# Aim of the task:
Make an exact copy of the entries below with the pictures removed.

# Given records:

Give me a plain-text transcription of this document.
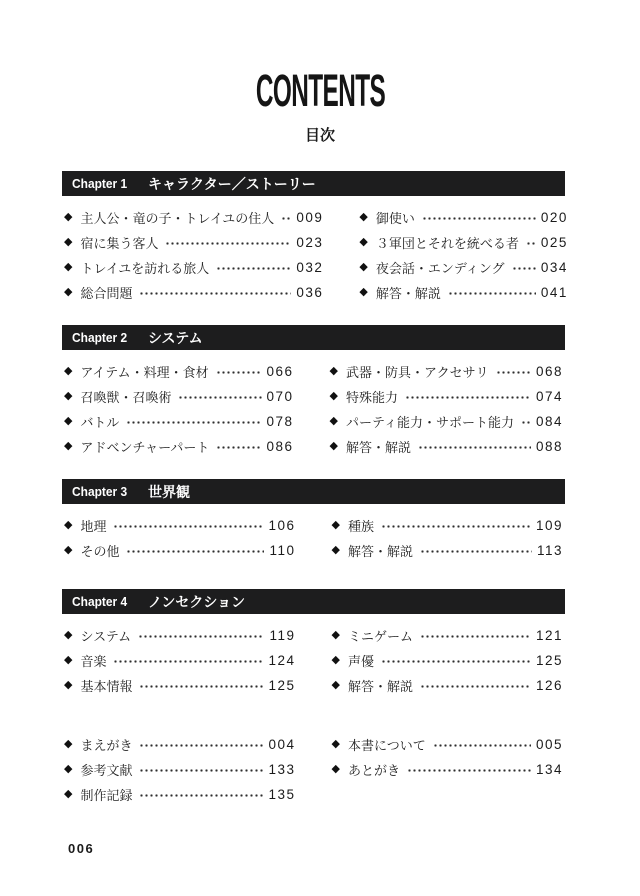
CONTENTS
目次
Chapter 1 キャラクター／ストーリー
◆ 主人公・竜の子・トレイユの住人 009
◆ 宿に集う客人	023
◆ トレイユを訪れる旅人	032
◆ 総合問題	036
◆ 御使い	020
◆ ３軍団とそれを統べる者 025
◆ 夜会話・エンディング	034
◆ 解答・解説	041
Chapter 2 システム
◆ アイテム・料理・食材	066
◆ 召喚獣・召喚術	070
◆ バトル	078
◆ アドベンチャーパート	086
◆ 武器・防具・アクセサリ	068
◆ 特殊能力	074
◆ パーティ能力・サポート能力 084
◆ 解答・解説	088
Chapter 3 世界観
◆ 地理	106
◆ その他	110
◆ 種族	109
◆ 解答・解説	113
Chapter 4 ノンセクション
◆ システム	119
◆ 音楽	124
◆ 基本情報	125
◆ ミニゲーム	121
◆ 声優	125
◆ 解答・解説	126
◆ まえがき	004
◆ 参考文献	133
◆ 制作記録	135
◆ 本書について	005
◆ あとがき	134
006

# Answer to the exercise:
Give me a plain-text transcription of this document.
CONTENTS
目次
Chapter 1 キャラクター／ストーリー
◆ 主人公・竜の子・トレイユの住人 009
◆ 宿に集う客人	023
◆ トレイユを訪れる旅人	032
◆ 総合問題	036
◆ 御使い	020
◆ ３軍団とそれを統べる者 025
◆ 夜会話・エンディング	034
◆ 解答・解説	041
Chapter 2 システム
◆ アイテム・料理・食材	066
◆ 召喚獣・召喚術	070
◆ バトル	078
◆ アドベンチャーパート	086
◆ 武器・防具・アクセサリ	068
◆ 特殊能力	074
◆ パーティ能力・サポート能力 084
◆ 解答・解説	088
Chapter 3 世界観
◆ 地理	106
◆ その他	110
◆ 種族	109
◆ 解答・解説	113
Chapter 4 ノンセクション
◆ システム	119
◆ 音楽	124
◆ 基本情報	125
◆ ミニゲーム	121
◆ 声優	125
◆ 解答・解説	126
◆ まえがき	004
◆ 参考文献	133
◆ 制作記録	135
◆ 本書について	005
◆ あとがき	134
006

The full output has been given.